## begin Input material

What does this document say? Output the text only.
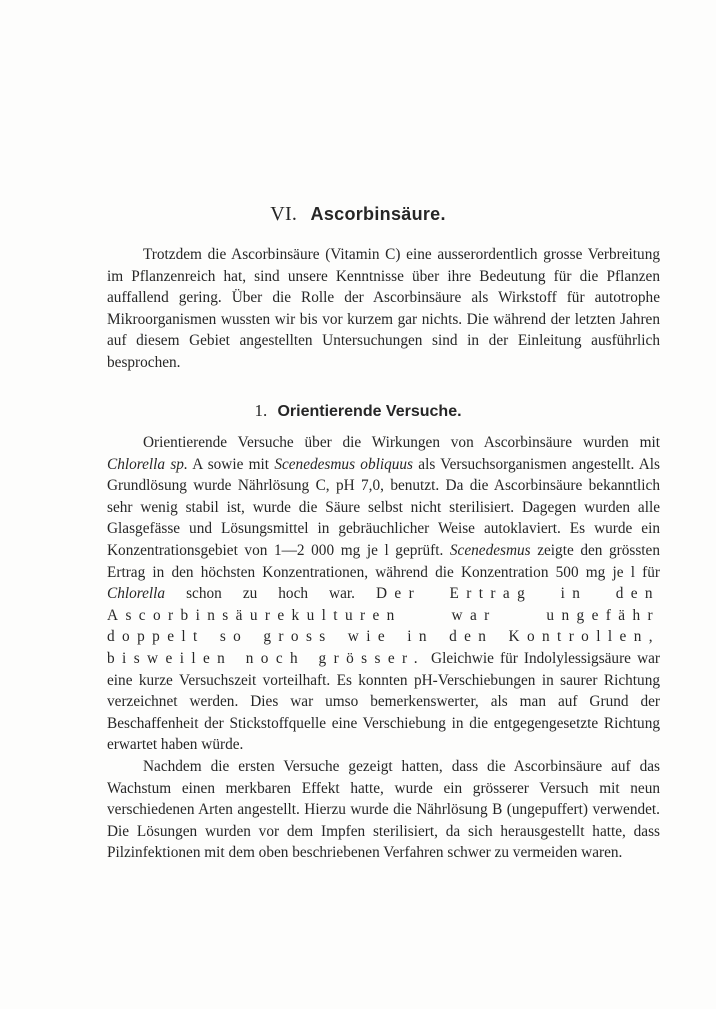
VI. Ascorbinsäure.

Trotzdem die Ascorbinsäure (Vitamin C) eine ausserordentlich grosse Verbreitung im Pflanzenreich hat, sind unsere Kenntnisse über ihre Bedeutung für die Pflanzen auffallend gering. Über die Rolle der Ascorbinsäure als Wirkstoff für autotrophe Mikroorganismen wussten wir bis vor kurzem gar nichts. Die während der letzten Jahren auf diesem Gebiet angestellten Untersuchungen sind in der Einleitung ausführlich besprochen.

1. Orientierende Versuche.

Orientierende Versuche über die Wirkungen von Ascorbinsäure wurden mit Chlorella sp. A sowie mit Scenedesmus obliquus als Versuchsorganismen angestellt. Als Grundlösung wurde Nährlösung C, pH 7,0, benutzt. Da die Ascorbinsäure bekanntlich sehr wenig stabil ist, wurde die Säure selbst nicht sterilisiert. Dagegen wurden alle Glasgefässe und Lösungsmittel in gebräuchlicher Weise autoklaviert. Es wurde ein Konzentrationsgebiet von 1—2 000 mg je l geprüft. Scenedesmus zeigte den grössten Ertrag in den höchsten Konzentrationen, während die Konzentration 500 mg je l für Chlorella schon zu hoch war. Der Ertrag in den Ascorbinsäurekulturen war ungefähr doppelt so gross wie in den Kontrollen, bisweilen noch grösser. Gleichwie für Indolylessigsäure war eine kurze Versuchszeit vorteilhaft. Es konnten pH-Verschiebungen in saurer Richtung verzeichnet werden. Dies war umso bemerkenswerter, als man auf Grund der Beschaffenheit der Stickstoffquelle eine Verschiebung in die entgegengesetzte Richtung erwartet haben würde.

Nachdem die ersten Versuche gezeigt hatten, dass die Ascorbinsäure auf das Wachstum einen merkbaren Effekt hatte, wurde ein grösserer Versuch mit neun verschiedenen Arten angestellt. Hierzu wurde die Nährlösung B (ungepuffert) verwendet. Die Lösungen wurden vor dem Impfen sterilisiert, da sich herausgestellt hatte, dass Pilzinfektionen mit dem oben beschriebenen Verfahren schwer zu vermeiden waren.
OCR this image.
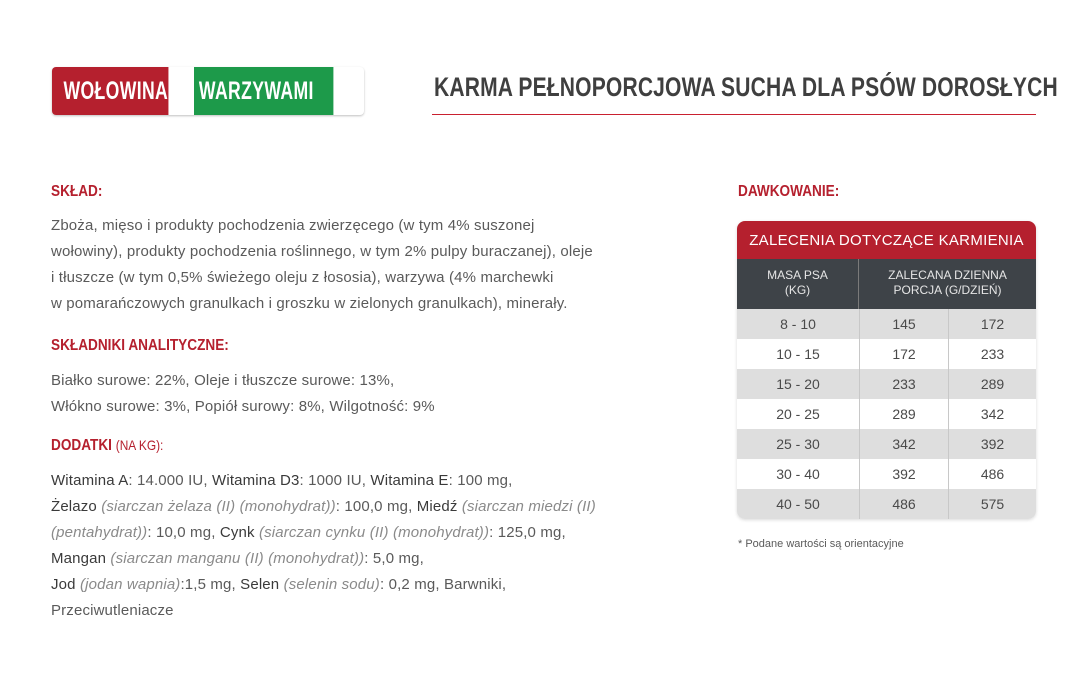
WOŁOWINA Z WARZYWAMI	KARMA PEŁNOPORCJOWA SUCHA DLA PSÓW DOROSŁYCH
SKŁAD:
Zboża, mięso i produkty pochodzenia zwierzęcego (w tym 4% suszonej
wołowiny), produkty pochodzenia roślinnego, w tym 2% pulpy buraczanej), oleje
i tłuszcze (w tym 0,5% świeżego oleju z łososia), warzywa (4% marchewki
w pomarańczowych granulkach i groszku w zielonych granulkach), minerały.
SKŁADNIKI ANALITYCZNE:
Białko surowe: 22%, Oleje i tłuszcze surowe: 13%,
Włókno surowe: 3%, Popiół surowy: 8%, Wilgotność: 9%
DODATKI (NA KG):
Witamina A: 14.000 IU, Witamina D3: 1000 IU, Witamina E: 100 mg,
Żelazo (siarczan żelaza (II) (monohydrat)): 100,0 mg, Miedź (siarczan miedzi (II)
(pentahydrat)): 10,0 mg, Cynk (siarczan cynku (II) (monohydrat)): 125,0 mg,
Mangan (siarczan manganu (II) (monohydrat)): 5,0 mg,
Jod (jodan wapnia):1,5 mg, Selen (selenin sodu): 0,2 mg, Barwniki,
Przeciwutleniacze
DAWKOWANIE:
ZALECENIA DOTYCZĄCE KARMIENIA
MASA PSA
(KG)
ZALECANA DZIENNA
PORCJA (G/DZIEŃ)
8 - 10	145	172
10 - 15	172	233
15 - 20	233	289
20 - 25	289	342
25 - 30	342	392
30 - 40	392	486
40 - 50	486	575
* Podane wartości są orientacyjne
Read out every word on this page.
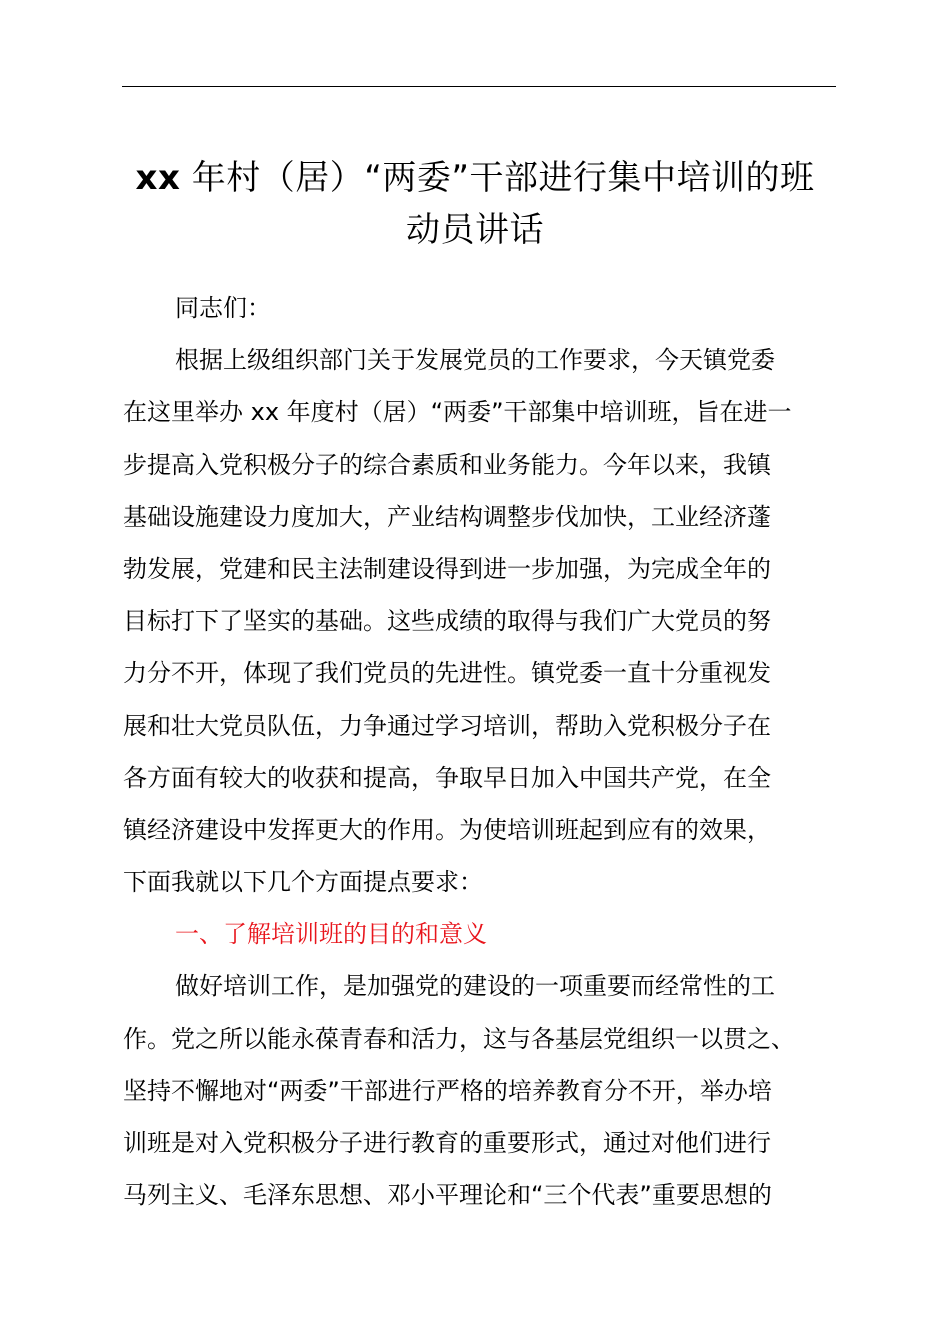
xx 年村（居）“两委”干部进行集中培训的班
动员讲话
同志们：
根据上级组织部门关于发展党员的工作要求，今天镇党委
在这里举办 xx 年度村（居）“两委”干部集中培训班，旨在进一
步提高入党积极分子的综合素质和业务能力。今年以来，我镇
基础设施建设力度加大，产业结构调整步伐加快，工业经济蓬
勃发展，党建和民主法制建设得到进一步加强，为完成全年的
目标打下了坚实的基础。这些成绩的取得与我们广大党员的努
力分不开，体现了我们党员的先进性。镇党委一直十分重视发
展和壮大党员队伍，力争通过学习培训，帮助入党积极分子在
各方面有较大的收获和提高，争取早日加入中国共产党，在全
镇经济建设中发挥更大的作用。为使培训班起到应有的效果，
下面我就以下几个方面提点要求：
一、了解培训班的目的和意义
做好培训工作，是加强党的建设的一项重要而经常性的工
作。党之所以能永葆青春和活力，这与各基层党组织一以贯之、
坚持不懈地对“两委”干部进行严格的培养教育分不开，举办培
训班是对入党积极分子进行教育的重要形式，通过对他们进行
马列主义、毛泽东思想、邓小平理论和“三个代表”重要思想的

## end Input material

# Exercise goal:
How many lines in these records hold the string "über"? Reply with the number alone.

# Response:
2